• WHAT YOU WILL DO
Rewrite the material below, replacing every "noise-speck" with "noise-dot" and leaving everything else unchanged.

* start *

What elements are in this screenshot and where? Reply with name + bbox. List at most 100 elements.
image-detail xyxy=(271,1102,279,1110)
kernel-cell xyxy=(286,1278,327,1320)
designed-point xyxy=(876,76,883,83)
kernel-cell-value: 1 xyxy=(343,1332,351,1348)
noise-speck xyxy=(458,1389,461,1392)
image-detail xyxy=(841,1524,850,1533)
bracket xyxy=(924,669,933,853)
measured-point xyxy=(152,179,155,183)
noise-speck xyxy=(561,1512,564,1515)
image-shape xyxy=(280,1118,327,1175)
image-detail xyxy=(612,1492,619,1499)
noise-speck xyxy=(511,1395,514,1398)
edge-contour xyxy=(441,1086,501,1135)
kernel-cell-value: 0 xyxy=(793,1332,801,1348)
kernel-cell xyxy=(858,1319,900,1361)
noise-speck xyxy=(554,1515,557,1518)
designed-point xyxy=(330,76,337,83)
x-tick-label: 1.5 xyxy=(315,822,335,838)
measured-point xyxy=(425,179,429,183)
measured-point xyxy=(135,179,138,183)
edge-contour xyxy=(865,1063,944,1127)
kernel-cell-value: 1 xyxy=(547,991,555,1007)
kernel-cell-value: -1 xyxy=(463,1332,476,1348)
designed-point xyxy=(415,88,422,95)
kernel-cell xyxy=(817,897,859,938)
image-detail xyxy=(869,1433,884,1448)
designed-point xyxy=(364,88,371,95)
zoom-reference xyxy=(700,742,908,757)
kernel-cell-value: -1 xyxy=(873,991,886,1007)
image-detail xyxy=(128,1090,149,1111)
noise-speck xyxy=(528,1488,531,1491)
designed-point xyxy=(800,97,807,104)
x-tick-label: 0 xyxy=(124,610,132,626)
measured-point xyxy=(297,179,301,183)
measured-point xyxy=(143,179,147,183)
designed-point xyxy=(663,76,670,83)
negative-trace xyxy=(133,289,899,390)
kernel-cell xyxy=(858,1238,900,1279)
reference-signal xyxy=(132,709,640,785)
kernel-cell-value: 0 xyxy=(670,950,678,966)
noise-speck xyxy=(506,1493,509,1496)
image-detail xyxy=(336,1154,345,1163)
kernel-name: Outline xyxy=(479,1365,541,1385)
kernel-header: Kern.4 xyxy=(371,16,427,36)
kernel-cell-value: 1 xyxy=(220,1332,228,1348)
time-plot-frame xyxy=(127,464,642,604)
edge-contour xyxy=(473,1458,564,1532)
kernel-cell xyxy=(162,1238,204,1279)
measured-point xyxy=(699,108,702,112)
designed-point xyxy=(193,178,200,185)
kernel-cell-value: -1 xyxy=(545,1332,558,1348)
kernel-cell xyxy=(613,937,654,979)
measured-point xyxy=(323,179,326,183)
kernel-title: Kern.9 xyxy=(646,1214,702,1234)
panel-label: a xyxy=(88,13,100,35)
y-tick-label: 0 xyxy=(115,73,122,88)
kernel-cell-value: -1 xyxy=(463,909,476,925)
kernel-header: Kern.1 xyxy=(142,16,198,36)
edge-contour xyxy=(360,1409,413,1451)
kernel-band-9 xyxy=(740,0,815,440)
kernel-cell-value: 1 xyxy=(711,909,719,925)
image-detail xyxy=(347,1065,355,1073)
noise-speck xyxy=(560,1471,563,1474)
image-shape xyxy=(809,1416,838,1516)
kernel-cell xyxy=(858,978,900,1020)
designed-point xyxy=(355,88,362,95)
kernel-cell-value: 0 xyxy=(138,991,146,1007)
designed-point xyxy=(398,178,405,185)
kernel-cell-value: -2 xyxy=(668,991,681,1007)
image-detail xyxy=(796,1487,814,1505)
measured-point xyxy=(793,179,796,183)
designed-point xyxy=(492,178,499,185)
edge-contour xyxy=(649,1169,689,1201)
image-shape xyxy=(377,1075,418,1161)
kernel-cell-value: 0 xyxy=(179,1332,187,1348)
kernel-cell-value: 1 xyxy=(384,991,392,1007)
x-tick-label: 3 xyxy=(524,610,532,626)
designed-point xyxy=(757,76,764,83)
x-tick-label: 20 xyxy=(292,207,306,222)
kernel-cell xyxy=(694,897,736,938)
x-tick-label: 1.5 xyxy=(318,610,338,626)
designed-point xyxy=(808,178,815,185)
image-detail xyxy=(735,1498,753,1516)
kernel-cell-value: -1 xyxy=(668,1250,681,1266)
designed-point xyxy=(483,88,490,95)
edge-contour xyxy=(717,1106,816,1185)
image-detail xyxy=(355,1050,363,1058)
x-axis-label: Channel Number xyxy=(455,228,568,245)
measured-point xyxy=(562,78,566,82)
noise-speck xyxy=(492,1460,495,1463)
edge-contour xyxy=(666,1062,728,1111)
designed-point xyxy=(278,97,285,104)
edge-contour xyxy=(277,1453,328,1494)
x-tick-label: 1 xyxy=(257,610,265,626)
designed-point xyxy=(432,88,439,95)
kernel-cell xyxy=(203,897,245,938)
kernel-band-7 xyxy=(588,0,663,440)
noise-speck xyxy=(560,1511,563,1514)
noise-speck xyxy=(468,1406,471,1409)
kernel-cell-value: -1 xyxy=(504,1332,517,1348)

* end *

• ANSWER TO THE PROBLEM
What elements are in this screenshot and where? Reply with name + bbox. List at most 100 elements.
image-detail xyxy=(271,1102,279,1110)
kernel-cell xyxy=(286,1278,327,1320)
designed-point xyxy=(876,76,883,83)
kernel-cell-value: 1 xyxy=(343,1332,351,1348)
noise-dot xyxy=(458,1389,461,1392)
image-detail xyxy=(841,1524,850,1533)
bracket xyxy=(924,669,933,853)
measured-point xyxy=(152,179,155,183)
noise-dot xyxy=(561,1512,564,1515)
image-shape xyxy=(280,1118,327,1175)
image-detail xyxy=(612,1492,619,1499)
noise-dot xyxy=(511,1395,514,1398)
edge-contour xyxy=(441,1086,501,1135)
kernel-cell-value: 0 xyxy=(793,1332,801,1348)
kernel-cell xyxy=(858,1319,900,1361)
noise-dot xyxy=(554,1515,557,1518)
designed-point xyxy=(330,76,337,83)
x-tick-label: 1.5 xyxy=(315,822,335,838)
measured-point xyxy=(425,179,429,183)
measured-point xyxy=(135,179,138,183)
edge-contour xyxy=(865,1063,944,1127)
kernel-cell-value: 1 xyxy=(547,991,555,1007)
kernel-cell-value: -1 xyxy=(463,1332,476,1348)
designed-point xyxy=(415,88,422,95)
kernel-cell xyxy=(817,897,859,938)
image-detail xyxy=(869,1433,884,1448)
designed-point xyxy=(364,88,371,95)
zoom-reference xyxy=(700,742,908,757)
kernel-cell-value: -1 xyxy=(873,991,886,1007)
image-detail xyxy=(128,1090,149,1111)
noise-dot xyxy=(528,1488,531,1491)
designed-point xyxy=(800,97,807,104)
x-tick-label: 0 xyxy=(124,610,132,626)
measured-point xyxy=(297,179,301,183)
measured-point xyxy=(143,179,147,183)
designed-point xyxy=(663,76,670,83)
negative-trace xyxy=(133,289,899,390)
kernel-cell xyxy=(858,1238,900,1279)
reference-signal xyxy=(132,709,640,785)
kernel-cell-value: 0 xyxy=(670,950,678,966)
noise-dot xyxy=(506,1493,509,1496)
image-detail xyxy=(336,1154,345,1163)
kernel-name: Outline xyxy=(479,1365,541,1385)
kernel-header: Kern.4 xyxy=(371,16,427,36)
kernel-cell-value: 1 xyxy=(220,1332,228,1348)
time-plot-frame xyxy=(127,464,642,604)
edge-contour xyxy=(473,1458,564,1532)
kernel-cell xyxy=(162,1238,204,1279)
measured-point xyxy=(699,108,702,112)
designed-point xyxy=(193,178,200,185)
kernel-cell-value: -1 xyxy=(545,1332,558,1348)
kernel-cell xyxy=(613,937,654,979)
measured-point xyxy=(323,179,326,183)
kernel-title: Kern.9 xyxy=(646,1214,702,1234)
panel-label: a xyxy=(88,13,100,35)
y-tick-label: 0 xyxy=(115,73,122,88)
kernel-cell-value: -1 xyxy=(463,909,476,925)
kernel-header: Kern.1 xyxy=(142,16,198,36)
edge-contour xyxy=(360,1409,413,1451)
kernel-band-9 xyxy=(740,0,815,440)
kernel-cell-value: 1 xyxy=(711,909,719,925)
image-detail xyxy=(347,1065,355,1073)
noise-dot xyxy=(560,1471,563,1474)
image-shape xyxy=(809,1416,838,1516)
kernel-cell xyxy=(858,978,900,1020)
designed-point xyxy=(355,88,362,95)
kernel-cell-value: 0 xyxy=(138,991,146,1007)
designed-point xyxy=(398,178,405,185)
kernel-cell-value: -2 xyxy=(668,991,681,1007)
image-detail xyxy=(796,1487,814,1505)
measured-point xyxy=(793,179,796,183)
designed-point xyxy=(492,178,499,185)
edge-contour xyxy=(649,1169,689,1201)
image-shape xyxy=(377,1075,418,1161)
kernel-cell-value: 0 xyxy=(179,1332,187,1348)
kernel-cell-value: 1 xyxy=(384,991,392,1007)
x-tick-label: 3 xyxy=(524,610,532,626)
designed-point xyxy=(757,76,764,83)
x-tick-label: 20 xyxy=(292,207,306,222)
kernel-cell xyxy=(694,897,736,938)
x-tick-label: 1.5 xyxy=(318,610,338,626)
designed-point xyxy=(808,178,815,185)
image-detail xyxy=(735,1498,753,1516)
kernel-cell-value: -1 xyxy=(668,1250,681,1266)
designed-point xyxy=(483,88,490,95)
edge-contour xyxy=(717,1106,816,1185)
image-detail xyxy=(355,1050,363,1058)
x-axis-label: Channel Number xyxy=(455,228,568,245)
measured-point xyxy=(562,78,566,82)
noise-dot xyxy=(492,1460,495,1463)
edge-contour xyxy=(666,1062,728,1111)
designed-point xyxy=(278,97,285,104)
edge-contour xyxy=(277,1453,328,1494)
x-tick-label: 1 xyxy=(257,610,265,626)
designed-point xyxy=(432,88,439,95)
kernel-cell xyxy=(203,897,245,938)
kernel-band-7 xyxy=(588,0,663,440)
noise-dot xyxy=(560,1511,563,1514)
noise-dot xyxy=(468,1406,471,1409)
kernel-cell-value: -1 xyxy=(504,1332,517,1348)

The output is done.